--- Begin ---
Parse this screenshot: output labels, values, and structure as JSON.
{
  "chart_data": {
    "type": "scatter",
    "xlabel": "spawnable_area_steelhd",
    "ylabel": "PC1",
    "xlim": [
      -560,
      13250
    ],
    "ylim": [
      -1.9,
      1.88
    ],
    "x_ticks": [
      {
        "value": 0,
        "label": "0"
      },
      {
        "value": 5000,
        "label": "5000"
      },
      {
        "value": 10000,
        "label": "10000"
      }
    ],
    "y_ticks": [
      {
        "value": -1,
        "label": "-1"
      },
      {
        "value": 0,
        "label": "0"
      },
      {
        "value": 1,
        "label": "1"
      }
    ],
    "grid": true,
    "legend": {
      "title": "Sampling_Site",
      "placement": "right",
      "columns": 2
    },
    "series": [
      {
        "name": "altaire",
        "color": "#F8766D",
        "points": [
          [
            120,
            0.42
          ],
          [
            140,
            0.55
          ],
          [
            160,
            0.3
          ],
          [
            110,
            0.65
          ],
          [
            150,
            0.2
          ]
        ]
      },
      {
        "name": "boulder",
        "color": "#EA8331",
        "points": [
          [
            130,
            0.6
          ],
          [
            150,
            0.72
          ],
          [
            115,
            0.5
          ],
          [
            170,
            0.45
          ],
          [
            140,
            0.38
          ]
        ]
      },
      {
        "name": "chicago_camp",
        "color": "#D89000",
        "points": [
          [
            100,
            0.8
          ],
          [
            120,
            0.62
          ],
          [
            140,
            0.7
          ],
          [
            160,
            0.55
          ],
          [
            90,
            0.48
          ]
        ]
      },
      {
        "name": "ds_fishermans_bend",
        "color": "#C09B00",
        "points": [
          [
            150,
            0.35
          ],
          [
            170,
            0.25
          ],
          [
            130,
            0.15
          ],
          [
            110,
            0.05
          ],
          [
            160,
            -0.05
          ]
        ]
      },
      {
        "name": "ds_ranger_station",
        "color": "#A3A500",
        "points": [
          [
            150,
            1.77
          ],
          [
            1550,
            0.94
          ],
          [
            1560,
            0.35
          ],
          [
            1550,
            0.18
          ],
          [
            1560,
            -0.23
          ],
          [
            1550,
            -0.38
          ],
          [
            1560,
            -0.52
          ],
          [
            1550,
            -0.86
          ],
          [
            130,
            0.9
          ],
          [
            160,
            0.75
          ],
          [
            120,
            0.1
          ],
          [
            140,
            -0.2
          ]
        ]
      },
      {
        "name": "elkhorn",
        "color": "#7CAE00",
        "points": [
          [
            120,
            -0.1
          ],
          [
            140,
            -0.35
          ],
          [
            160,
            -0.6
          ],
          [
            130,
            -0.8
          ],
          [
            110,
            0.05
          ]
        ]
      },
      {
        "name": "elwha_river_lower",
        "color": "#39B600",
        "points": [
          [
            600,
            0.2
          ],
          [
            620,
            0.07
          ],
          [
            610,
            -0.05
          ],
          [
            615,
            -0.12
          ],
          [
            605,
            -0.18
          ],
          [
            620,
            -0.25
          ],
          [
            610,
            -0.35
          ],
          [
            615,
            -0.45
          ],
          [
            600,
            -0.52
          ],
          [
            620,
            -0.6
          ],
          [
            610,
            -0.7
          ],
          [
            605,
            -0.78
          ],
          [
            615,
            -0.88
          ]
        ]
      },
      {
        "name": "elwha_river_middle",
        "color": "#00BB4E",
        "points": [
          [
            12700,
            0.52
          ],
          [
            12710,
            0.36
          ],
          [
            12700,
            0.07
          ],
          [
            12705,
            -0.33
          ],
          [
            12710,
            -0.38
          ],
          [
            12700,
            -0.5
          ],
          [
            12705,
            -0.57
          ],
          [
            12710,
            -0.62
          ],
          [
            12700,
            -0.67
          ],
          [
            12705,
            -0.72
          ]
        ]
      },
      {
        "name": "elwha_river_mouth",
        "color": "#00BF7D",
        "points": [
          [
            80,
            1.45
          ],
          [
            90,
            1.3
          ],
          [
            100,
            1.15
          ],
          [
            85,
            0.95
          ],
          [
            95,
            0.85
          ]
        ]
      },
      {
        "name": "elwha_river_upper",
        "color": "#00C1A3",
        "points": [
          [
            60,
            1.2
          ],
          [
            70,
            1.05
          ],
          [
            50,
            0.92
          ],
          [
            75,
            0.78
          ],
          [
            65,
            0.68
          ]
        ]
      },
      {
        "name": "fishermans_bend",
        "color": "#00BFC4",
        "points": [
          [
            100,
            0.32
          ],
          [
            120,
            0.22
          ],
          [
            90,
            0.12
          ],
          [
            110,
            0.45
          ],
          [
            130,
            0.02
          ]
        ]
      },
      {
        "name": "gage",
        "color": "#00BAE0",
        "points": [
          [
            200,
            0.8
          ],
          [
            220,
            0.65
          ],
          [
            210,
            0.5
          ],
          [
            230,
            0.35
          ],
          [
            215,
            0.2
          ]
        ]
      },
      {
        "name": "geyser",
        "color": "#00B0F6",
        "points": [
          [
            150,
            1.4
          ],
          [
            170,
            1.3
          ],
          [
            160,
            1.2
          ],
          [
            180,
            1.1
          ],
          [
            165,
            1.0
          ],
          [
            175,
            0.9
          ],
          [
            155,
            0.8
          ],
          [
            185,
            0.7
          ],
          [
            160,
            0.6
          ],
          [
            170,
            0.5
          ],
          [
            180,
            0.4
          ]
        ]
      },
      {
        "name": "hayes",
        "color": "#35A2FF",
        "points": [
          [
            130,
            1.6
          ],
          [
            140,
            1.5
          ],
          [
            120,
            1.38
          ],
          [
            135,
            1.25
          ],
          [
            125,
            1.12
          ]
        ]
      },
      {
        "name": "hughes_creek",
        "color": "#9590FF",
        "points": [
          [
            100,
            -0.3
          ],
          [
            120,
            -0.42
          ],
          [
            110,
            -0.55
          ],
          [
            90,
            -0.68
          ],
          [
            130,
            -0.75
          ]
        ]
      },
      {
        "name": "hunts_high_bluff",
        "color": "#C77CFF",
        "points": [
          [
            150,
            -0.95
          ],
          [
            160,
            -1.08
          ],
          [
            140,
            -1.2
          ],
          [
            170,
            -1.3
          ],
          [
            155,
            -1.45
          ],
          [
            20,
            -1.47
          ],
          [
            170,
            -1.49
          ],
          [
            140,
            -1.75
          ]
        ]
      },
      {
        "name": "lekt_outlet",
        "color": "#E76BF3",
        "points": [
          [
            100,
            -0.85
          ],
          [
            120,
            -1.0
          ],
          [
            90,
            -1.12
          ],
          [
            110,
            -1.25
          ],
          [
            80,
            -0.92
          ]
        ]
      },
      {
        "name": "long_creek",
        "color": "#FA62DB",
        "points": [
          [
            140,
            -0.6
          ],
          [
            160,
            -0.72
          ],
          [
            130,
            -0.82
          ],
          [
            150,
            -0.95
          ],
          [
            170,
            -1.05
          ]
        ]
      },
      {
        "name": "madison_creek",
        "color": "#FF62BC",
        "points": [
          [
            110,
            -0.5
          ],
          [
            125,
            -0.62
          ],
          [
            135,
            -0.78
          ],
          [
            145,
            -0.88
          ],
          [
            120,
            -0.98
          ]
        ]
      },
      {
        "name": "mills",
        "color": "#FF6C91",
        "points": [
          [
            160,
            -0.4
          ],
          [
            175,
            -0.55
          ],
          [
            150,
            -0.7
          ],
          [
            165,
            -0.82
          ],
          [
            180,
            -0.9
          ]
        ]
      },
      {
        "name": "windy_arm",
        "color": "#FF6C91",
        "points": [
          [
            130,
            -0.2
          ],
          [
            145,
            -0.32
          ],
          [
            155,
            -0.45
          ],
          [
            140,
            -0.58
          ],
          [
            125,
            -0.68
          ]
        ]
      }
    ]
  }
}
--- End ---
» **Task brief**:
Output every entry shown above, exactly.

» **Task result**:
Parse this screenshot: output labels, values, and structure as JSON.
{
  "chart_data": {
    "type": "scatter",
    "xlabel": "spawnable_area_steelhd",
    "ylabel": "PC1",
    "xlim": [
      -560,
      13250
    ],
    "ylim": [
      -1.9,
      1.88
    ],
    "x_ticks": [
      {
        "value": 0,
        "label": "0"
      },
      {
        "value": 5000,
        "label": "5000"
      },
      {
        "value": 10000,
        "label": "10000"
      }
    ],
    "y_ticks": [
      {
        "value": -1,
        "label": "-1"
      },
      {
        "value": 0,
        "label": "0"
      },
      {
        "value": 1,
        "label": "1"
      }
    ],
    "grid": true,
    "legend": {
      "title": "Sampling_Site",
      "placement": "right",
      "columns": 2
    },
    "series": [
      {
        "name": "altaire",
        "color": "#F8766D",
        "points": [
          [
            120,
            0.42
          ],
          [
            140,
            0.55
          ],
          [
            160,
            0.3
          ],
          [
            110,
            0.65
          ],
          [
            150,
            0.2
          ]
        ]
      },
      {
        "name": "boulder",
        "color": "#EA8331",
        "points": [
          [
            130,
            0.6
          ],
          [
            150,
            0.72
          ],
          [
            115,
            0.5
          ],
          [
            170,
            0.45
          ],
          [
            140,
            0.38
          ]
        ]
      },
      {
        "name": "chicago_camp",
        "color": "#D89000",
        "points": [
          [
            100,
            0.8
          ],
          [
            120,
            0.62
          ],
          [
            140,
            0.7
          ],
          [
            160,
            0.55
          ],
          [
            90,
            0.48
          ]
        ]
      },
      {
        "name": "ds_fishermans_bend",
        "color": "#C09B00",
        "points": [
          [
            150,
            0.35
          ],
          [
            170,
            0.25
          ],
          [
            130,
            0.15
          ],
          [
            110,
            0.05
          ],
          [
            160,
            -0.05
          ]
        ]
      },
      {
        "name": "ds_ranger_station",
        "color": "#A3A500",
        "points": [
          [
            150,
            1.77
          ],
          [
            1550,
            0.94
          ],
          [
            1560,
            0.35
          ],
          [
            1550,
            0.18
          ],
          [
            1560,
            -0.23
          ],
          [
            1550,
            -0.38
          ],
          [
            1560,
            -0.52
          ],
          [
            1550,
            -0.86
          ],
          [
            130,
            0.9
          ],
          [
            160,
            0.75
          ],
          [
            120,
            0.1
          ],
          [
            140,
            -0.2
          ]
        ]
      },
      {
        "name": "elkhorn",
        "color": "#7CAE00",
        "points": [
          [
            120,
            -0.1
          ],
          [
            140,
            -0.35
          ],
          [
            160,
            -0.6
          ],
          [
            130,
            -0.8
          ],
          [
            110,
            0.05
          ]
        ]
      },
      {
        "name": "elwha_river_lower",
        "color": "#39B600",
        "points": [
          [
            600,
            0.2
          ],
          [
            620,
            0.07
          ],
          [
            610,
            -0.05
          ],
          [
            615,
            -0.12
          ],
          [
            605,
            -0.18
          ],
          [
            620,
            -0.25
          ],
          [
            610,
            -0.35
          ],
          [
            615,
            -0.45
          ],
          [
            600,
            -0.52
          ],
          [
            620,
            -0.6
          ],
          [
            610,
            -0.7
          ],
          [
            605,
            -0.78
          ],
          [
            615,
            -0.88
          ]
        ]
      },
      {
        "name": "elwha_river_middle",
        "color": "#00BB4E",
        "points": [
          [
            12700,
            0.52
          ],
          [
            12710,
            0.36
          ],
          [
            12700,
            0.07
          ],
          [
            12705,
            -0.33
          ],
          [
            12710,
            -0.38
          ],
          [
            12700,
            -0.5
          ],
          [
            12705,
            -0.57
          ],
          [
            12710,
            -0.62
          ],
          [
            12700,
            -0.67
          ],
          [
            12705,
            -0.72
          ]
        ]
      },
      {
        "name": "elwha_river_mouth",
        "color": "#00BF7D",
        "points": [
          [
            80,
            1.45
          ],
          [
            90,
            1.3
          ],
          [
            100,
            1.15
          ],
          [
            85,
            0.95
          ],
          [
            95,
            0.85
          ]
        ]
      },
      {
        "name": "elwha_river_upper",
        "color": "#00C1A3",
        "points": [
          [
            60,
            1.2
          ],
          [
            70,
            1.05
          ],
          [
            50,
            0.92
          ],
          [
            75,
            0.78
          ],
          [
            65,
            0.68
          ]
        ]
      },
      {
        "name": "fishermans_bend",
        "color": "#00BFC4",
        "points": [
          [
            100,
            0.32
          ],
          [
            120,
            0.22
          ],
          [
            90,
            0.12
          ],
          [
            110,
            0.45
          ],
          [
            130,
            0.02
          ]
        ]
      },
      {
        "name": "gage",
        "color": "#00BAE0",
        "points": [
          [
            200,
            0.8
          ],
          [
            220,
            0.65
          ],
          [
            210,
            0.5
          ],
          [
            230,
            0.35
          ],
          [
            215,
            0.2
          ]
        ]
      },
      {
        "name": "geyser",
        "color": "#00B0F6",
        "points": [
          [
            150,
            1.4
          ],
          [
            170,
            1.3
          ],
          [
            160,
            1.2
          ],
          [
            180,
            1.1
          ],
          [
            165,
            1.0
          ],
          [
            175,
            0.9
          ],
          [
            155,
            0.8
          ],
          [
            185,
            0.7
          ],
          [
            160,
            0.6
          ],
          [
            170,
            0.5
          ],
          [
            180,
            0.4
          ]
        ]
      },
      {
        "name": "hayes",
        "color": "#35A2FF",
        "points": [
          [
            130,
            1.6
          ],
          [
            140,
            1.5
          ],
          [
            120,
            1.38
          ],
          [
            135,
            1.25
          ],
          [
            125,
            1.12
          ]
        ]
      },
      {
        "name": "hughes_creek",
        "color": "#9590FF",
        "points": [
          [
            100,
            -0.3
          ],
          [
            120,
            -0.42
          ],
          [
            110,
            -0.55
          ],
          [
            90,
            -0.68
          ],
          [
            130,
            -0.75
          ]
        ]
      },
      {
        "name": "hunts_high_bluff",
        "color": "#C77CFF",
        "points": [
          [
            150,
            -0.95
          ],
          [
            160,
            -1.08
          ],
          [
            140,
            -1.2
          ],
          [
            170,
            -1.3
          ],
          [
            155,
            -1.45
          ],
          [
            20,
            -1.47
          ],
          [
            170,
            -1.49
          ],
          [
            140,
            -1.75
          ]
        ]
      },
      {
        "name": "lekt_outlet",
        "color": "#E76BF3",
        "points": [
          [
            100,
            -0.85
          ],
          [
            120,
            -1.0
          ],
          [
            90,
            -1.12
          ],
          [
            110,
            -1.25
          ],
          [
            80,
            -0.92
          ]
        ]
      },
      {
        "name": "long_creek",
        "color": "#FA62DB",
        "points": [
          [
            140,
            -0.6
          ],
          [
            160,
            -0.72
          ],
          [
            130,
            -0.82
          ],
          [
            150,
            -0.95
          ],
          [
            170,
            -1.05
          ]
        ]
      },
      {
        "name": "madison_creek",
        "color": "#FF62BC",
        "points": [
          [
            110,
            -0.5
          ],
          [
            125,
            -0.62
          ],
          [
            135,
            -0.78
          ],
          [
            145,
            -0.88
          ],
          [
            120,
            -0.98
          ]
        ]
      },
      {
        "name": "mills",
        "color": "#FF6C91",
        "points": [
          [
            160,
            -0.4
          ],
          [
            175,
            -0.55
          ],
          [
            150,
            -0.7
          ],
          [
            165,
            -0.82
          ],
          [
            180,
            -0.9
          ]
        ]
      },
      {
        "name": "windy_arm",
        "color": "#FF6C91",
        "points": [
          [
            130,
            -0.2
          ],
          [
            145,
            -0.32
          ],
          [
            155,
            -0.45
          ],
          [
            140,
            -0.58
          ],
          [
            125,
            -0.68
          ]
        ]
      }
    ]
  }
}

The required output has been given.